'''

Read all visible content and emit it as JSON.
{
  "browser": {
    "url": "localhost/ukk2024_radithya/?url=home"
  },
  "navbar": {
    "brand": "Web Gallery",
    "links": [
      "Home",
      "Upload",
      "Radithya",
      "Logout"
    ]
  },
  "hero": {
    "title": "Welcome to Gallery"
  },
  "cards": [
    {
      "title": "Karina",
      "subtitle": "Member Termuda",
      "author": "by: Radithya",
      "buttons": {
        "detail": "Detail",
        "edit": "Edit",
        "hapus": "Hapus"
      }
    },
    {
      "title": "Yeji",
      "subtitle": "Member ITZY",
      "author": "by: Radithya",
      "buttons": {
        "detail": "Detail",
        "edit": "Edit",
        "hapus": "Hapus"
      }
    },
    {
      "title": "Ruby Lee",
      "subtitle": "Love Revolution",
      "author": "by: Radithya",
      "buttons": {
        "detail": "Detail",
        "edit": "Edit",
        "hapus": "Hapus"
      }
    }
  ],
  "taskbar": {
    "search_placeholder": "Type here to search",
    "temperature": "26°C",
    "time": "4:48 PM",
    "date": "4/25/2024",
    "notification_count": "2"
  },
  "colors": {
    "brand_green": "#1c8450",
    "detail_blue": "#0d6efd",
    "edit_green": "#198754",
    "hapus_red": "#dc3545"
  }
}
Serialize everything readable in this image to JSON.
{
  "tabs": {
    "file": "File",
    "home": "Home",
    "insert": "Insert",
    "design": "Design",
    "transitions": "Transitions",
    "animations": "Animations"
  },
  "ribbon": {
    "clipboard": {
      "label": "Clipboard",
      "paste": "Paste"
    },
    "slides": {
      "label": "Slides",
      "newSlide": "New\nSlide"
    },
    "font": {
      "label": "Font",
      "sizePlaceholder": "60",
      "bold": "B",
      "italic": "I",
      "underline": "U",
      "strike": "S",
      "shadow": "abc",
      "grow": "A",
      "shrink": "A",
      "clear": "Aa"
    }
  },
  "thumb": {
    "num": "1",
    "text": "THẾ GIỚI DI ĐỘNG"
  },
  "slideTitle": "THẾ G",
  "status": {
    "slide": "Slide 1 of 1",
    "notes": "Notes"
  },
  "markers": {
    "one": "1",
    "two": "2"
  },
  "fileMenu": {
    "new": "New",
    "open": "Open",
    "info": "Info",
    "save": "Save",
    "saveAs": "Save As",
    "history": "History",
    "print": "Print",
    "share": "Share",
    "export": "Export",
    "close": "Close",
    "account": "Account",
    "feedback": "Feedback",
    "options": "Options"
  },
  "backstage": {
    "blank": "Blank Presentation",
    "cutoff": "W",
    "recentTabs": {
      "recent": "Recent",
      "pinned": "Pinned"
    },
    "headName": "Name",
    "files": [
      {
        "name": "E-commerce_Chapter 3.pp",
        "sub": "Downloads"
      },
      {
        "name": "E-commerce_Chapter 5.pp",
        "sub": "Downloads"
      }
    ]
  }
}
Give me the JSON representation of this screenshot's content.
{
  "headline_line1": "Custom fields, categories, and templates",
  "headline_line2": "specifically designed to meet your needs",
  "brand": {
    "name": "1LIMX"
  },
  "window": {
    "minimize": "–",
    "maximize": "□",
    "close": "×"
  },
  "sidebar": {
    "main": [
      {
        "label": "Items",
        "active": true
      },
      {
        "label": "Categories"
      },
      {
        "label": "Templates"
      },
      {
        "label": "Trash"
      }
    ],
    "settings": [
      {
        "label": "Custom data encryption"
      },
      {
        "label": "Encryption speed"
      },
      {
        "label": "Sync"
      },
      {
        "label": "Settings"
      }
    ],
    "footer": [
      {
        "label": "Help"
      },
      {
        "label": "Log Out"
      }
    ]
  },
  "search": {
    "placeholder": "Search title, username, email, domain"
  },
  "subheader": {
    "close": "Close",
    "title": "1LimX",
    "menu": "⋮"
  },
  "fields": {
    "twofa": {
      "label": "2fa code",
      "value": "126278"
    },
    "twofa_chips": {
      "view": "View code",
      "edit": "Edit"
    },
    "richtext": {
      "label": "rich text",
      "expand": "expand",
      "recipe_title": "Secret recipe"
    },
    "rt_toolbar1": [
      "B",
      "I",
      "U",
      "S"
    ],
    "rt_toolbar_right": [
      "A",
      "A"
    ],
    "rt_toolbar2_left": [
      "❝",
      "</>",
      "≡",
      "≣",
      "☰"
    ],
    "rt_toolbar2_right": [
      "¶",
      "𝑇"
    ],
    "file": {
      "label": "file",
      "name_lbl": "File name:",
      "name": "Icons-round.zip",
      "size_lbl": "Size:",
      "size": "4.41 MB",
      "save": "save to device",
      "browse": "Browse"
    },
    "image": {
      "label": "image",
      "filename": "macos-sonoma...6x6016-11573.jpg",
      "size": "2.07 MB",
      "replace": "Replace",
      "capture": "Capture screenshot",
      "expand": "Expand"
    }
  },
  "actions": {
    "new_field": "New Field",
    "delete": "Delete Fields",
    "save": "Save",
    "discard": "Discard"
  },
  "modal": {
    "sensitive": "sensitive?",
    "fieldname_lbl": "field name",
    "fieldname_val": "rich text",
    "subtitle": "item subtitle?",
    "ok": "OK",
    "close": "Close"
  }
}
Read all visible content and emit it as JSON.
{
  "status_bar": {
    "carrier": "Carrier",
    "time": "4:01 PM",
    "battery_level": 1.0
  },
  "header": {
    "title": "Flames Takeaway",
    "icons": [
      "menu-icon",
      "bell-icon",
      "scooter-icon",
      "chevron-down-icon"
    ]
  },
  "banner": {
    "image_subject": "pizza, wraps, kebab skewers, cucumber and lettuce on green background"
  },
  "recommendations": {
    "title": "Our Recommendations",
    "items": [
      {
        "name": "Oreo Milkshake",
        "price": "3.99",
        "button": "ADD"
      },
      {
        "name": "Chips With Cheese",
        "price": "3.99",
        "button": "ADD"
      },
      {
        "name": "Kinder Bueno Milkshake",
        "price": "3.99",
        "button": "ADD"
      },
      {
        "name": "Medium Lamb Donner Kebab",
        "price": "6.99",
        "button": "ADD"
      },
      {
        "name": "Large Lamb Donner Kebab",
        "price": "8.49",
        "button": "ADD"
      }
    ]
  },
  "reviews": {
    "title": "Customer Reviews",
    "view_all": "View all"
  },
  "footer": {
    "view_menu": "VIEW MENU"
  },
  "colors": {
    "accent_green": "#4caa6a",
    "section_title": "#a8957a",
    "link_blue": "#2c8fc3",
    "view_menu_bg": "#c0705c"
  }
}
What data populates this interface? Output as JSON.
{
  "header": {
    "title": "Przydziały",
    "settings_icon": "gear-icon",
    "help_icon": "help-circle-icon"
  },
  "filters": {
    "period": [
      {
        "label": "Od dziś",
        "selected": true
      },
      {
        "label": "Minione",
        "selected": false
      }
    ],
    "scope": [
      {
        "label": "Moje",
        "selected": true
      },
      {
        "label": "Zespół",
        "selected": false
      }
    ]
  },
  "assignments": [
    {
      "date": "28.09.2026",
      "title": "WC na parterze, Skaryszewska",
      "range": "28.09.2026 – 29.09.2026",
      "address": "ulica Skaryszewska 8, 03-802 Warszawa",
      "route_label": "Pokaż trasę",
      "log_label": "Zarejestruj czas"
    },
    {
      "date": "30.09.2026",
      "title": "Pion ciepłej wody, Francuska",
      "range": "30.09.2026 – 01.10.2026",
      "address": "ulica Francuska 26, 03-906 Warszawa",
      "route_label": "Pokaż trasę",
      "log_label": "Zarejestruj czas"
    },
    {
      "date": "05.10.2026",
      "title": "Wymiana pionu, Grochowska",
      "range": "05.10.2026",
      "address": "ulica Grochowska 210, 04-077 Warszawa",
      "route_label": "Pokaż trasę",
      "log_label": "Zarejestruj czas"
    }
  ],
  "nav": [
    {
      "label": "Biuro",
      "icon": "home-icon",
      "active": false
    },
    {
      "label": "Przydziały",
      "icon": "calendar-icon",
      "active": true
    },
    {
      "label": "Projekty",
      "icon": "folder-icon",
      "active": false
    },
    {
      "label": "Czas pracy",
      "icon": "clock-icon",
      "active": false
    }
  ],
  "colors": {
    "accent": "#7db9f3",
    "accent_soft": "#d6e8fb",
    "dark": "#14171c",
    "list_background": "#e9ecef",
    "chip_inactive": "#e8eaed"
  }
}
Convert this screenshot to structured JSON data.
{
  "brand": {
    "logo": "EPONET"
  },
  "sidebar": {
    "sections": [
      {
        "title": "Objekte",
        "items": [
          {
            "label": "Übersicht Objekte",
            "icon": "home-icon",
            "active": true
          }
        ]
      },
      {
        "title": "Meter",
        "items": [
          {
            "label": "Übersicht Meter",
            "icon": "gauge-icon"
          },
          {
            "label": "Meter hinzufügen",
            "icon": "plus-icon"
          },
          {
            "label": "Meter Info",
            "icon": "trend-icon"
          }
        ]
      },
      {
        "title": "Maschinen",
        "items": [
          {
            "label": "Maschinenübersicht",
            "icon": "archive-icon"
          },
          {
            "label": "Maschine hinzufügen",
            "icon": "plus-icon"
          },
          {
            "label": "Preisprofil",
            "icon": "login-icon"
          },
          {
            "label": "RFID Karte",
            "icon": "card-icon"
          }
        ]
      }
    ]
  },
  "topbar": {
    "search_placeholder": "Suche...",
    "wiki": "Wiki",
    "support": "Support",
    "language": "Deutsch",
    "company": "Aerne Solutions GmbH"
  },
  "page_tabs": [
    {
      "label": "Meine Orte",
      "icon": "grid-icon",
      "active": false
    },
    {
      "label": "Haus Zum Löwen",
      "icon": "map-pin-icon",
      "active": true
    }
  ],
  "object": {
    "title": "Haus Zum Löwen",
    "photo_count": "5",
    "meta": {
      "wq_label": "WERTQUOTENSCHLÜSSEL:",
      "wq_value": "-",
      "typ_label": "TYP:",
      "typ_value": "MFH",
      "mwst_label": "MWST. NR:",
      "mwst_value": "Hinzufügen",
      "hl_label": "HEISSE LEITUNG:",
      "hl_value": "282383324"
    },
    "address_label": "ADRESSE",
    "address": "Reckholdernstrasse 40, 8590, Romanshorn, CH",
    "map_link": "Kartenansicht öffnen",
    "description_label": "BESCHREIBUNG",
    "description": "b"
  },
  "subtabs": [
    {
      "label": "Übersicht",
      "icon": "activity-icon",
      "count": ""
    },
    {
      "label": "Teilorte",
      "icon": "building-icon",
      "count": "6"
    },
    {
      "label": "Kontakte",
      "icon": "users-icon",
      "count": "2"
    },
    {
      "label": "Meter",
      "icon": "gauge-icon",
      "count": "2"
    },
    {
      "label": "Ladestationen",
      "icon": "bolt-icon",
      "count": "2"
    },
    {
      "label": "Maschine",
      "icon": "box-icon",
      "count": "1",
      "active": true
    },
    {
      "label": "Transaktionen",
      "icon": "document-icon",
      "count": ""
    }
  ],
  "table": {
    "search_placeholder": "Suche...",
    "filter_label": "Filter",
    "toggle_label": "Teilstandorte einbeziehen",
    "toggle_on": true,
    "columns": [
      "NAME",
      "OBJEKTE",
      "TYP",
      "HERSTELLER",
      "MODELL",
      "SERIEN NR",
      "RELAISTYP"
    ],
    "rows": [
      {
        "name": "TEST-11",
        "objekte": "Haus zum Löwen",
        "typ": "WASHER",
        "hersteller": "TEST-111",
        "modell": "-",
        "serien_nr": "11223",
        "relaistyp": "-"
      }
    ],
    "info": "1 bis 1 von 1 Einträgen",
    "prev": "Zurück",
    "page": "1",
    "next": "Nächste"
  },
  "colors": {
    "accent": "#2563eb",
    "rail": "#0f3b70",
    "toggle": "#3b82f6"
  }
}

'''

◆ THE PROBLEM
Go through the data and gather every line that holds "Warszawa".

◆ RESULT OF THIS EXERCISE
      "address": "ulica Skaryszewska 8, 03-802 Warszawa",
      "address": "ulica Francuska 26, 03-906 Warszawa",
      "address": "ulica Grochowska 210, 04-077 Warszawa",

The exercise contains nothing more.